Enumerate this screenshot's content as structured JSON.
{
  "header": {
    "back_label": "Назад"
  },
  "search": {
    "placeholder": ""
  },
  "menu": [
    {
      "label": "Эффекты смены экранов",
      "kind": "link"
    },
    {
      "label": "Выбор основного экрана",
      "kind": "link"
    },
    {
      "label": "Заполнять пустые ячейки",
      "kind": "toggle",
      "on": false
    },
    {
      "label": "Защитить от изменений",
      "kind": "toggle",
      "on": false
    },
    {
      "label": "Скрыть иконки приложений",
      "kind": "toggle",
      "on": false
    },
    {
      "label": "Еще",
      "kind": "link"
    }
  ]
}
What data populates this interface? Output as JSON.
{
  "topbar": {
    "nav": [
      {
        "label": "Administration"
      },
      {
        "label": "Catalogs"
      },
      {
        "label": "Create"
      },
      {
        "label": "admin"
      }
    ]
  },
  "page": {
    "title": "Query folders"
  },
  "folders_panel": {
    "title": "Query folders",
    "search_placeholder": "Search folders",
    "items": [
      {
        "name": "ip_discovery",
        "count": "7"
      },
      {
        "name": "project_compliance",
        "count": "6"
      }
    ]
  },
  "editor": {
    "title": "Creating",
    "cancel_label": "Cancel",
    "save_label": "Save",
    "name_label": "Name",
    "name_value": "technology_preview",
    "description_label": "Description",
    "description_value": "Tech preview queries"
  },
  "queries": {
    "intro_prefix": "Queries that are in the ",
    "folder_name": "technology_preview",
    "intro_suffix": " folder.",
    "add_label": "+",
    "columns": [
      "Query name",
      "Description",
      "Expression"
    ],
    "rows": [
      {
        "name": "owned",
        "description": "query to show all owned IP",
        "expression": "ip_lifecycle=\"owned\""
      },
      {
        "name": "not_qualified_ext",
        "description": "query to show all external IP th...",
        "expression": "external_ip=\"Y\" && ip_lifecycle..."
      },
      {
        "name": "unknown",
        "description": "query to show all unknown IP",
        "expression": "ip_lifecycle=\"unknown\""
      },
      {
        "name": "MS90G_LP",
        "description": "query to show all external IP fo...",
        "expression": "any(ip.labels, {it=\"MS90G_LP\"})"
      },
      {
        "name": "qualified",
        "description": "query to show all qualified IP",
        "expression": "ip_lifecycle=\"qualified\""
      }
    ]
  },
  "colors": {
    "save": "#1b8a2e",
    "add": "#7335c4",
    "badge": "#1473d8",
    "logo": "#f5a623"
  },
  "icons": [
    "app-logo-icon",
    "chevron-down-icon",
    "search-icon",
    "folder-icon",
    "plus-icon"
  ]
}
____
Restate all of the entries exactly, please.

- Answer to this task
Enumerate this screenshot's content as structured JSON.
{
  "header": {
    "back_label": "Назад"
  },
  "search": {
    "placeholder": ""
  },
  "menu": [
    {
      "label": "Эффекты смены экранов",
      "kind": "link"
    },
    {
      "label": "Выбор основного экрана",
      "kind": "link"
    },
    {
      "label": "Заполнять пустые ячейки",
      "kind": "toggle",
      "on": false
    },
    {
      "label": "Защитить от изменений",
      "kind": "toggle",
      "on": false
    },
    {
      "label": "Скрыть иконки приложений",
      "kind": "toggle",
      "on": false
    },
    {
      "label": "Еще",
      "kind": "link"
    }
  ]
}
What data populates this interface? Output as JSON.
{
  "topbar": {
    "nav": [
      {
        "label": "Administration"
      },
      {
        "label": "Catalogs"
      },
      {
        "label": "Create"
      },
      {
        "label": "admin"
      }
    ]
  },
  "page": {
    "title": "Query folders"
  },
  "folders_panel": {
    "title": "Query folders",
    "search_placeholder": "Search folders",
    "items": [
      {
        "name": "ip_discovery",
        "count": "7"
      },
      {
        "name": "project_compliance",
        "count": "6"
      }
    ]
  },
  "editor": {
    "title": "Creating",
    "cancel_label": "Cancel",
    "save_label": "Save",
    "name_label": "Name",
    "name_value": "technology_preview",
    "description_label": "Description",
    "description_value": "Tech preview queries"
  },
  "queries": {
    "intro_prefix": "Queries that are in the ",
    "folder_name": "technology_preview",
    "intro_suffix": " folder.",
    "add_label": "+",
    "columns": [
      "Query name",
      "Description",
      "Expression"
    ],
    "rows": [
      {
        "name": "owned",
        "description": "query to show all owned IP",
        "expression": "ip_lifecycle=\"owned\""
      },
      {
        "name": "not_qualified_ext",
        "description": "query to show all external IP th...",
        "expression": "external_ip=\"Y\" && ip_lifecycle..."
      },
      {
        "name": "unknown",
        "description": "query to show all unknown IP",
        "expression": "ip_lifecycle=\"unknown\""
      },
      {
        "name": "MS90G_LP",
        "description": "query to show all external IP fo...",
        "expression": "any(ip.labels, {it=\"MS90G_LP\"})"
      },
      {
        "name": "qualified",
        "description": "query to show all qualified IP",
        "expression": "ip_lifecycle=\"qualified\""
      }
    ]
  },
  "colors": {
    "save": "#1b8a2e",
    "add": "#7335c4",
    "badge": "#1473d8",
    "logo": "#f5a623"
  },
  "icons": [
    "app-logo-icon",
    "chevron-down-icon",
    "search-icon",
    "folder-icon",
    "plus-icon"
  ]
}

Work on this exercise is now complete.